**Given request**
Return each line containing "JSON".

# # # # #

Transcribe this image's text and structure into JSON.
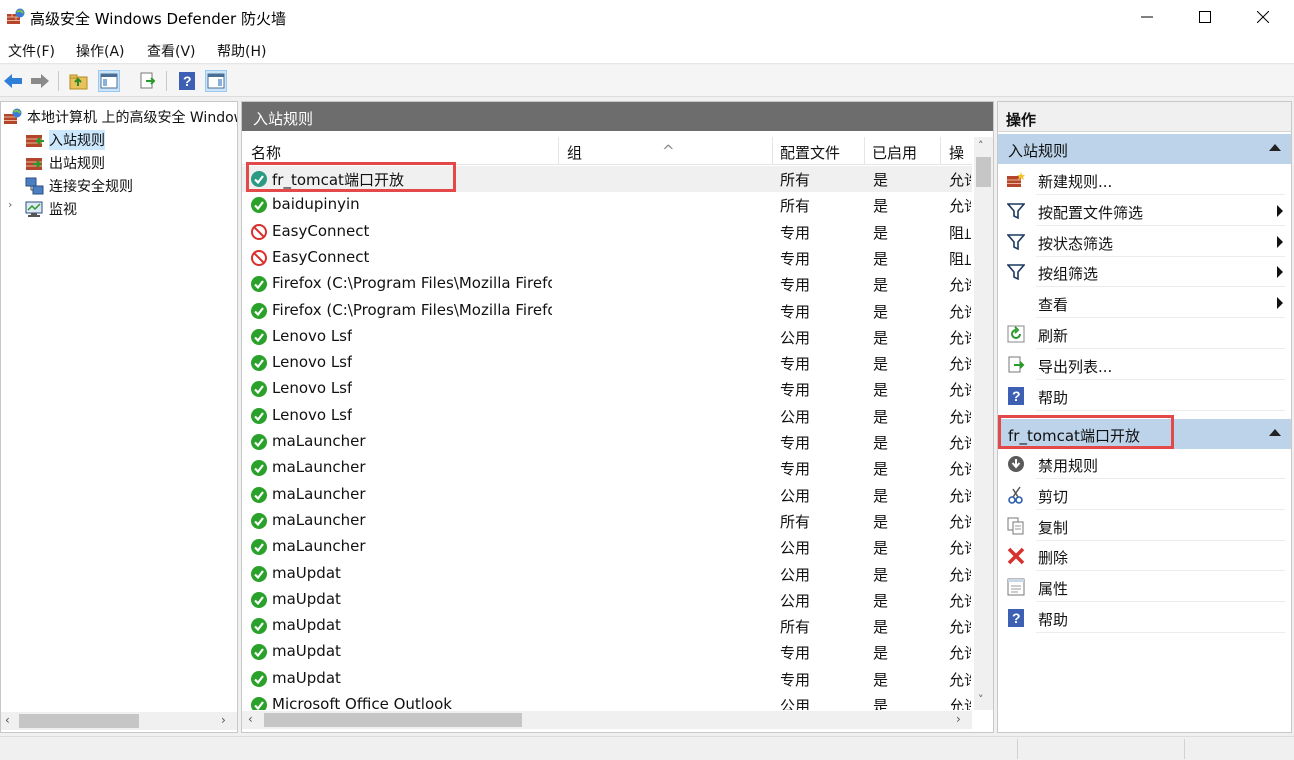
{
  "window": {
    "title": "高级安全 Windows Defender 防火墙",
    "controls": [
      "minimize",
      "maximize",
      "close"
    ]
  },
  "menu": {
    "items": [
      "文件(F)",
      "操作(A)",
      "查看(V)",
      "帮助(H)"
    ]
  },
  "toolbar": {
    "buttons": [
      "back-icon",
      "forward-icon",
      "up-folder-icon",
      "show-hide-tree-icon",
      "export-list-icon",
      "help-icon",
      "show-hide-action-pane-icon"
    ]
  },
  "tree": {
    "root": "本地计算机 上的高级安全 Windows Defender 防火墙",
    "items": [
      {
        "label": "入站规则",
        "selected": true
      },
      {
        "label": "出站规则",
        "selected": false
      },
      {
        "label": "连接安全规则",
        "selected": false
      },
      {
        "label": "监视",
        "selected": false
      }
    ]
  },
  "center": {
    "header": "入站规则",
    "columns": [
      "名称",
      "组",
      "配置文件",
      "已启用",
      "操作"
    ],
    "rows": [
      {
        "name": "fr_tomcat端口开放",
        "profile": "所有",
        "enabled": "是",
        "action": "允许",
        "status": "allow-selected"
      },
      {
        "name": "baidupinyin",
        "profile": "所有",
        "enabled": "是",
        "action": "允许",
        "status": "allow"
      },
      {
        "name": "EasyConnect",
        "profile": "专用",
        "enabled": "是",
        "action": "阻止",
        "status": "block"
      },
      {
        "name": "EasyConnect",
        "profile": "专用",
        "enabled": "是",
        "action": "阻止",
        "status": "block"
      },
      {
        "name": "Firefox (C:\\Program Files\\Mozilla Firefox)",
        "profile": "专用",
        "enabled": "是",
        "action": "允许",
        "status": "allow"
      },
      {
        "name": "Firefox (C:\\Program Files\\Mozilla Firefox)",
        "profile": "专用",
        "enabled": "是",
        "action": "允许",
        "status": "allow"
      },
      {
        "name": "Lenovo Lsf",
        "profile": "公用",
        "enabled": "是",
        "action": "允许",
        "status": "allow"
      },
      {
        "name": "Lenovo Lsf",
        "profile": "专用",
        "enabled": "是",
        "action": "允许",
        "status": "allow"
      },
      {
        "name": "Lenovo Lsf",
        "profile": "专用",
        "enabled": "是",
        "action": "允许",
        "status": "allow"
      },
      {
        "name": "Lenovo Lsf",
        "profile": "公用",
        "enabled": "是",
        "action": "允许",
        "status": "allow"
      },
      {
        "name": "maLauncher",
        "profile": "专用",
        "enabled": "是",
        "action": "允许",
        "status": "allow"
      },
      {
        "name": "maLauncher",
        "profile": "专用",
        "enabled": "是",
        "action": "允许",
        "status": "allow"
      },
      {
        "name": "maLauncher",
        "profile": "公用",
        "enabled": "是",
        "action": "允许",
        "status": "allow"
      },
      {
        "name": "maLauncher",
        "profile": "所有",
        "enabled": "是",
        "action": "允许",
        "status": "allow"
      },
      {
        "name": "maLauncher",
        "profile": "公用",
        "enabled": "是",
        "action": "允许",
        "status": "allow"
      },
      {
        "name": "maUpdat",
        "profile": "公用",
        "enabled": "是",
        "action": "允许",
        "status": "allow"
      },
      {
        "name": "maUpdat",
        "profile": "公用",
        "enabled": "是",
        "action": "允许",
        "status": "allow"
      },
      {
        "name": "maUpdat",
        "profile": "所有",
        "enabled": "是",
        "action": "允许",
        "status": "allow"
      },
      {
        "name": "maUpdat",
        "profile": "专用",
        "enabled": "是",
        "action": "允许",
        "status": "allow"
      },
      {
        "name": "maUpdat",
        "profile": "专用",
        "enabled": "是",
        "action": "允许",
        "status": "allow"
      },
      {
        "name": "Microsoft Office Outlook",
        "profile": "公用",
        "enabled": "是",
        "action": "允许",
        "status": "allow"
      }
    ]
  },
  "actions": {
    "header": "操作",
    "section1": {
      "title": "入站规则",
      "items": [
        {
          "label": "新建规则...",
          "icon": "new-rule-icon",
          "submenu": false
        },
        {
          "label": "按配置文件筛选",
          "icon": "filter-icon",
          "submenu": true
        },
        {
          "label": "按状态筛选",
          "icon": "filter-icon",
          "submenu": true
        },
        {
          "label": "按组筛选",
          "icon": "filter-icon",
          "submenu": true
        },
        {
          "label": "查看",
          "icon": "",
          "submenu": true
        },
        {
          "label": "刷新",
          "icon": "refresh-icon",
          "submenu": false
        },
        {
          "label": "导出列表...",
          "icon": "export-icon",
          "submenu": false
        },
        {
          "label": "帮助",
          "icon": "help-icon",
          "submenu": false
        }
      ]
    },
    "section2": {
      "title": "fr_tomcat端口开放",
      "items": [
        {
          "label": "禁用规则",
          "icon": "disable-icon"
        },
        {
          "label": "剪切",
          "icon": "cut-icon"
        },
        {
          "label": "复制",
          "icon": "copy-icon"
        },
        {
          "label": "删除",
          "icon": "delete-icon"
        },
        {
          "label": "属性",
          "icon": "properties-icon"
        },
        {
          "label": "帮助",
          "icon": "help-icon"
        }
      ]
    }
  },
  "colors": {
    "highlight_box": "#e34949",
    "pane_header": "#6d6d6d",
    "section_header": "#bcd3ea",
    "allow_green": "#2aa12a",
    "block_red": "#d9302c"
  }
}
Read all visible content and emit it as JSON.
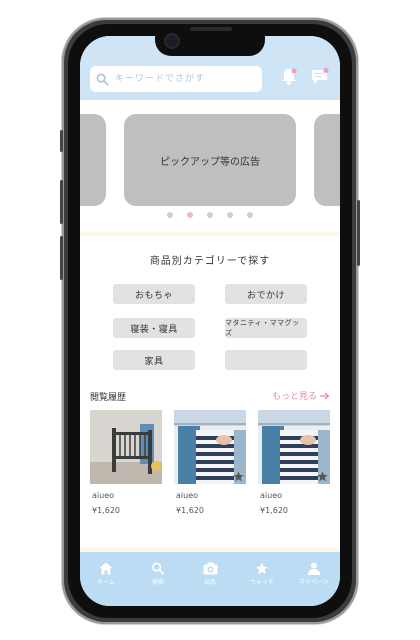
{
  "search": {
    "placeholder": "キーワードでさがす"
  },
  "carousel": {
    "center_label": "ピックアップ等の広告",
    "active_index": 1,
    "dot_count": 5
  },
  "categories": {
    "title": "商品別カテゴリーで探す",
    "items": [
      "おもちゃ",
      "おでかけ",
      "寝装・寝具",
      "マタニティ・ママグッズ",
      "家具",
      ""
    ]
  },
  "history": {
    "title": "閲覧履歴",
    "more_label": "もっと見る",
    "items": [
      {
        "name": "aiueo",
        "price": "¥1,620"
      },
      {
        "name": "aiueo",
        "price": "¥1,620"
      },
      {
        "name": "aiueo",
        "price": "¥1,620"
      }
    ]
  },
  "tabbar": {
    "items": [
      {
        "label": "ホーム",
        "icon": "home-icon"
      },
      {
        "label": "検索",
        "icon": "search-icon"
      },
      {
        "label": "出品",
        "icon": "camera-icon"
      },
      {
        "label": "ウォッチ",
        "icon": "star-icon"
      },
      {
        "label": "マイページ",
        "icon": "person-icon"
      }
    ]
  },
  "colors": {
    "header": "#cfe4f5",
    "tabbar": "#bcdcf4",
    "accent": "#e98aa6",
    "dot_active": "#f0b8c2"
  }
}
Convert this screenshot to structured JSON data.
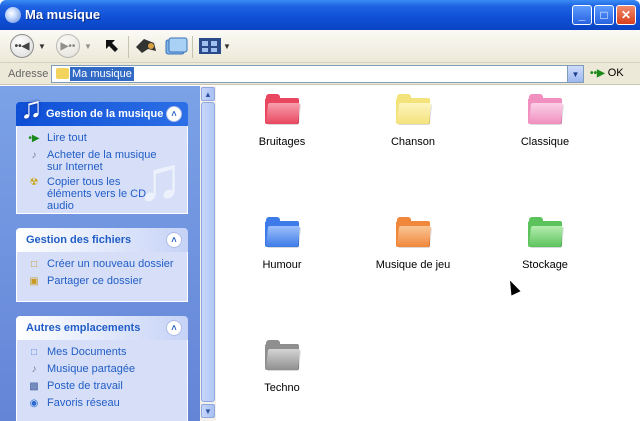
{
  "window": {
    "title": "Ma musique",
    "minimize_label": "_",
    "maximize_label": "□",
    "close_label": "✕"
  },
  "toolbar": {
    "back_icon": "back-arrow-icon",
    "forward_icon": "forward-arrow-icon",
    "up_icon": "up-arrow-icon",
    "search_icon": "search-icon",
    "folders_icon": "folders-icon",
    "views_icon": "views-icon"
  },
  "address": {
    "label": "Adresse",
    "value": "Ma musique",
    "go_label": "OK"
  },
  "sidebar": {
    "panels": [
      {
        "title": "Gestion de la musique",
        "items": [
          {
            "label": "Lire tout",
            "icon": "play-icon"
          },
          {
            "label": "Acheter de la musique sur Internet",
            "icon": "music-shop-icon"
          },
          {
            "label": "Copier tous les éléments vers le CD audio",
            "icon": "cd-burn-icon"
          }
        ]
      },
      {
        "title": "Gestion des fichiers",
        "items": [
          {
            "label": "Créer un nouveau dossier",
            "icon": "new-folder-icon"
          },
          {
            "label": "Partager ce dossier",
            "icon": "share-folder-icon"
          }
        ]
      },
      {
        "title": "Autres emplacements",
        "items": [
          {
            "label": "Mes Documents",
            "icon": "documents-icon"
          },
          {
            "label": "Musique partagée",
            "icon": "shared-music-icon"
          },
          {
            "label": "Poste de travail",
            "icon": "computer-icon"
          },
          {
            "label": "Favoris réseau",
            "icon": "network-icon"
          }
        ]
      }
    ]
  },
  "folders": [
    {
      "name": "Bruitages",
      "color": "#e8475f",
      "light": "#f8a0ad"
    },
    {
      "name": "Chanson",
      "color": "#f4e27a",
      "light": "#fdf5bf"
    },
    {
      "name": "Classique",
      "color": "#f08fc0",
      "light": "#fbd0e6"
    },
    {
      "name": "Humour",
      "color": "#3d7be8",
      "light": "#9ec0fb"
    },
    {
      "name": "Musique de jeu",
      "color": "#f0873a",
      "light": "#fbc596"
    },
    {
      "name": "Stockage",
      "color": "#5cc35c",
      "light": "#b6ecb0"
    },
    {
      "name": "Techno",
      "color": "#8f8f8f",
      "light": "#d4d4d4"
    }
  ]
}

# # # # #

**Reply**
Transcribe this image's text and structure into JSON.
Read all visible content and emit it as JSON.
Convert this screenshot to structured JSON data.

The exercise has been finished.